** begin Dataset rows **
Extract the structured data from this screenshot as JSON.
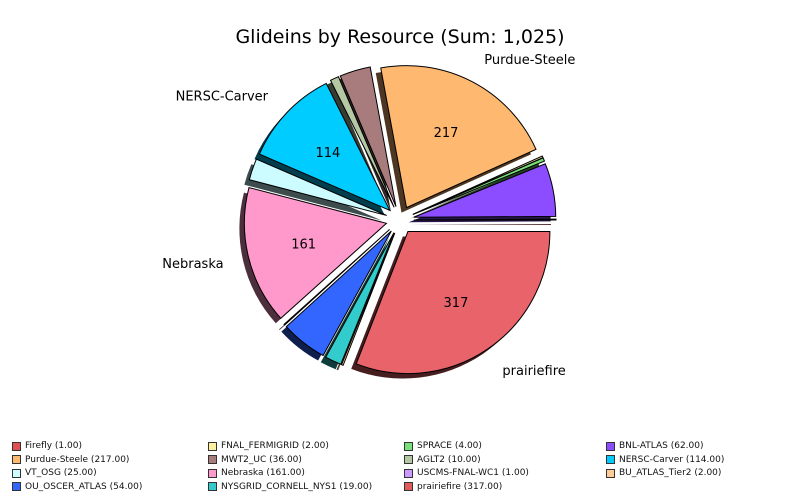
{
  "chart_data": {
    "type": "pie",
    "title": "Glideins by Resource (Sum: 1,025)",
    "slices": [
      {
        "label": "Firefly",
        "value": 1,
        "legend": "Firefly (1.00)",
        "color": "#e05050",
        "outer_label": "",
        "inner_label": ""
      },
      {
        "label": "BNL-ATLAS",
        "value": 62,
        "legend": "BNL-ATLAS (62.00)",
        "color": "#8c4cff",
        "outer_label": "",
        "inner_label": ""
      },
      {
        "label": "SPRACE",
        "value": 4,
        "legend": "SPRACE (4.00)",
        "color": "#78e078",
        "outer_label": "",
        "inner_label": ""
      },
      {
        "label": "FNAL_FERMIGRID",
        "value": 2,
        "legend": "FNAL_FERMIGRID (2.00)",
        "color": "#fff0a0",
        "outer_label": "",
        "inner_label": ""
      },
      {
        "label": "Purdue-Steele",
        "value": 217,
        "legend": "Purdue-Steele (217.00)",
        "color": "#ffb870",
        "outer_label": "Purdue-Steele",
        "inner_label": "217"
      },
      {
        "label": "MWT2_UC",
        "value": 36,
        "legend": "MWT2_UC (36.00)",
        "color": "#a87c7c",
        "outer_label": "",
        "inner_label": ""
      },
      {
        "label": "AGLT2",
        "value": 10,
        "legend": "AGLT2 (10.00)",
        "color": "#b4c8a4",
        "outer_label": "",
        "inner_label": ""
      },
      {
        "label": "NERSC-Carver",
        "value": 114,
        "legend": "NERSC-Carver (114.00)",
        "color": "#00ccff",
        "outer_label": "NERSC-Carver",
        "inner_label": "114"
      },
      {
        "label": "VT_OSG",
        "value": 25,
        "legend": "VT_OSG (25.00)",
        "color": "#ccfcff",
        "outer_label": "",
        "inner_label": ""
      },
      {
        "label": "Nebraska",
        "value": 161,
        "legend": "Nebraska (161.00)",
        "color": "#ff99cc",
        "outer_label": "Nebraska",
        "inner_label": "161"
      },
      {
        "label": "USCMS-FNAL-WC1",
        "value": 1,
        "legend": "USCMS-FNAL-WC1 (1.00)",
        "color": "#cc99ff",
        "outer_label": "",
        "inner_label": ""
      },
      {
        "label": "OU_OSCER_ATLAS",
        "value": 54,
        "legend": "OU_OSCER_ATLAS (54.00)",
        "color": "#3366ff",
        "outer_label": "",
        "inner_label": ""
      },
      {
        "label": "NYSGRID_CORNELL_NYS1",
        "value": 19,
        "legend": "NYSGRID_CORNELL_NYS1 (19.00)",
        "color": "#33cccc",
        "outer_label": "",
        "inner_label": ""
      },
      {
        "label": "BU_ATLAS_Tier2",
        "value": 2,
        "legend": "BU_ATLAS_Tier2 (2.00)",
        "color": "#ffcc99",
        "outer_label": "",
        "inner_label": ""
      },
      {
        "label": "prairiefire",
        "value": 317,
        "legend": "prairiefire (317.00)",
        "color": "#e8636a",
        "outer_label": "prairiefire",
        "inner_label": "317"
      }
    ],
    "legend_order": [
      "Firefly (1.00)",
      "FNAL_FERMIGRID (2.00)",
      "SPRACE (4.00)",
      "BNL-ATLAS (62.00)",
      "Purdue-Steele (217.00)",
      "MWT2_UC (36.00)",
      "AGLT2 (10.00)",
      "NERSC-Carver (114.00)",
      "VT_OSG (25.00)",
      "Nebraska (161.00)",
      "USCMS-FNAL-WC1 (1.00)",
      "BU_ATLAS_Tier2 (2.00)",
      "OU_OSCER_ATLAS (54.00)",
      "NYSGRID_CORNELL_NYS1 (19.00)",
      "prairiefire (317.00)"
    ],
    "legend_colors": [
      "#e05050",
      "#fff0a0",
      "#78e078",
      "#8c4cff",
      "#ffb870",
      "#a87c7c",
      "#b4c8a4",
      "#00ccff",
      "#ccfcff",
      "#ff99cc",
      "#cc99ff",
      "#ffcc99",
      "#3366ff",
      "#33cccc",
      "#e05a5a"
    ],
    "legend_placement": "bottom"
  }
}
** end Dataset rows **
Set task
Which lines hold the string "SPRACE"? List them all.

Response to the exercise
        "label": "SPRACE",
        "legend": "SPRACE (4.00)",
      "SPRACE (4.00)",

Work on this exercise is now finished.